Data records =
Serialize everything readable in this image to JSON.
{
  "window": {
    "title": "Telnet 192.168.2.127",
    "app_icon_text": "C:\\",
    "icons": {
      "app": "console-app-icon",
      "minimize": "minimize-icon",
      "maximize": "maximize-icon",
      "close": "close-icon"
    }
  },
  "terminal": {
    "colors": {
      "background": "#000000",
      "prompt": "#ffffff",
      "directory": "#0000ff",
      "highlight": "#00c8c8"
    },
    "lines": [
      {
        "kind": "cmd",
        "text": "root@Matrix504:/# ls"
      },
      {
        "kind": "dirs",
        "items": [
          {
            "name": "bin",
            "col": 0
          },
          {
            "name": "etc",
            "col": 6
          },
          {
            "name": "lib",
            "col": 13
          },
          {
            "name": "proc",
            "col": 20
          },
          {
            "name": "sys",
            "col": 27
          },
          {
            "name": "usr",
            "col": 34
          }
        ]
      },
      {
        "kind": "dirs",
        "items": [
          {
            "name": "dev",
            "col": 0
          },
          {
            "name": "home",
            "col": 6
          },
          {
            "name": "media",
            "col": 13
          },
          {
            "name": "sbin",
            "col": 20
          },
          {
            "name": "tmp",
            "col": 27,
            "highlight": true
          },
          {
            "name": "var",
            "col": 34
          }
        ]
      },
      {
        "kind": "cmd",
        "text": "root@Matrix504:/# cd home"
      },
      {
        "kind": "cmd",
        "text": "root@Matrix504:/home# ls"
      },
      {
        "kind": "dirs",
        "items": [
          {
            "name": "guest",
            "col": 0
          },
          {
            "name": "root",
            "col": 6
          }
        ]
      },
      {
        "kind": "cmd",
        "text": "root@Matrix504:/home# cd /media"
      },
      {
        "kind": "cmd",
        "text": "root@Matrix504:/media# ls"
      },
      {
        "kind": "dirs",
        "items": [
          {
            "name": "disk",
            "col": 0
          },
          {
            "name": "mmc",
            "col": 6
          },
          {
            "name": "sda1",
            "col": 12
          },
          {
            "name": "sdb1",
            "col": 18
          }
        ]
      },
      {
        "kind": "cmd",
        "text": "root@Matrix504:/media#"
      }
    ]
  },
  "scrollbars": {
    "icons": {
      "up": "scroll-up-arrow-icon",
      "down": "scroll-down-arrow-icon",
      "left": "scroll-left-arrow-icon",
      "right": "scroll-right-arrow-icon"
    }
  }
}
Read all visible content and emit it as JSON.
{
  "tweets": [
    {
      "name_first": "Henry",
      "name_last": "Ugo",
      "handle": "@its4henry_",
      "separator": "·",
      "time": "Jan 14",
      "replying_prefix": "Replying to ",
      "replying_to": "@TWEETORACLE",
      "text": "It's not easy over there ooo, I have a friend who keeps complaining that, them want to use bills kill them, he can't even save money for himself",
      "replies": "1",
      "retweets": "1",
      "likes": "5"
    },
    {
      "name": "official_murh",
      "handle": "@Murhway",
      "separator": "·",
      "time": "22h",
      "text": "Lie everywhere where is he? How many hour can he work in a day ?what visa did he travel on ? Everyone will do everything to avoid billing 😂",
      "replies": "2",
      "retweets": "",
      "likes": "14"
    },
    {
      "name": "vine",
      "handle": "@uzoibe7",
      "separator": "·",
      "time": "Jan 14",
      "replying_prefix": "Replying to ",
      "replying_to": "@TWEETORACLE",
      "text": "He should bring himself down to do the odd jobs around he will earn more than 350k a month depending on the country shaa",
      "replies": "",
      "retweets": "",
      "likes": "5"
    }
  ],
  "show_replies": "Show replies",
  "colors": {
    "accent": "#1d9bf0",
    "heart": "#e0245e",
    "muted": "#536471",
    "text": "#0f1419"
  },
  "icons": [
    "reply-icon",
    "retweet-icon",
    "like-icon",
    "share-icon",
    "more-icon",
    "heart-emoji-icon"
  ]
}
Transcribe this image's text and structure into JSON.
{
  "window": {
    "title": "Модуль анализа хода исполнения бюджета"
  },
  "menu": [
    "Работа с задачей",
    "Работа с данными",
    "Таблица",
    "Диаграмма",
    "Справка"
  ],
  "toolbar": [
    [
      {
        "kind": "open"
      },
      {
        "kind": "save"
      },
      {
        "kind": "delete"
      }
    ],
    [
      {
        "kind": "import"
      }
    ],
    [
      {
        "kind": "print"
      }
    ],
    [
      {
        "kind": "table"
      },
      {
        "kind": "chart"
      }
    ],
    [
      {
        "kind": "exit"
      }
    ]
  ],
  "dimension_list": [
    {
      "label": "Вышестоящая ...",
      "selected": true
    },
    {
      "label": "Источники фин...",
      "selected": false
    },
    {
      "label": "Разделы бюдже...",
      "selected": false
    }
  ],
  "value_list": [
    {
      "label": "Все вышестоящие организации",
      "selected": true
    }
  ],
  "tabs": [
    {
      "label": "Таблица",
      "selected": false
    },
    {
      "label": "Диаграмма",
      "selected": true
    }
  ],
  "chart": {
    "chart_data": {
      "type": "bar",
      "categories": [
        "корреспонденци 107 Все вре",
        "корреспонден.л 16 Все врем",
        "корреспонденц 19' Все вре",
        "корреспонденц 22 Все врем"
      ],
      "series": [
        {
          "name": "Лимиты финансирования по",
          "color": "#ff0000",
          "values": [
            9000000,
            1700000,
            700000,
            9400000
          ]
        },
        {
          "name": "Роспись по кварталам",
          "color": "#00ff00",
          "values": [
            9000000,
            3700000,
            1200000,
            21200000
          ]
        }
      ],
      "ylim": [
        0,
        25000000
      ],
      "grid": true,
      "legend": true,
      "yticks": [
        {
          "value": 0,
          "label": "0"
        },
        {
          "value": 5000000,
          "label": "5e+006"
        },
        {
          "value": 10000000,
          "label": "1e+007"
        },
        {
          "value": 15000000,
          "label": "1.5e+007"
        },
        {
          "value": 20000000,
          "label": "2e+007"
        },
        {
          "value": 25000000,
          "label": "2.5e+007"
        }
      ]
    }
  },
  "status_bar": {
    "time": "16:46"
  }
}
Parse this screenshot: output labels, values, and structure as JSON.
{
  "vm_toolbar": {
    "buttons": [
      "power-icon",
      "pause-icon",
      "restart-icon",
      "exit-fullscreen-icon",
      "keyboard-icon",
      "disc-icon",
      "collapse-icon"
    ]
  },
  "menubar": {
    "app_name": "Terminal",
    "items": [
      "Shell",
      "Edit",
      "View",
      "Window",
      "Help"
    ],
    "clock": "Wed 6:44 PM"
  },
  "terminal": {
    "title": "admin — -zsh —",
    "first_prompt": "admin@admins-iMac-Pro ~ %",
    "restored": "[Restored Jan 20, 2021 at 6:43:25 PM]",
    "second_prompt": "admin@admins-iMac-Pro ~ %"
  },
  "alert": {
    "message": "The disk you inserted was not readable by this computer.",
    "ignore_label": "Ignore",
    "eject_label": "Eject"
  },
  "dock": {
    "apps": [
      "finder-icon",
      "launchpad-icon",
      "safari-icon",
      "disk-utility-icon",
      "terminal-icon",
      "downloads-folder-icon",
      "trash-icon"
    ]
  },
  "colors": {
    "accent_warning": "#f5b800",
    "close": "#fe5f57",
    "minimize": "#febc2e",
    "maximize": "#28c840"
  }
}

Directions for this task = In the entries above, find each line with the word "will" and copy it.

Result of the task =
      "text": "Lie everywhere where is he? How many hour can he work in a day ?what visa did he travel on ? Everyone will do everything to avoid billing 😂",
      "text": "He should bring himself down to do the odd jobs around he will earn more than 350k a month depending on the country shaa",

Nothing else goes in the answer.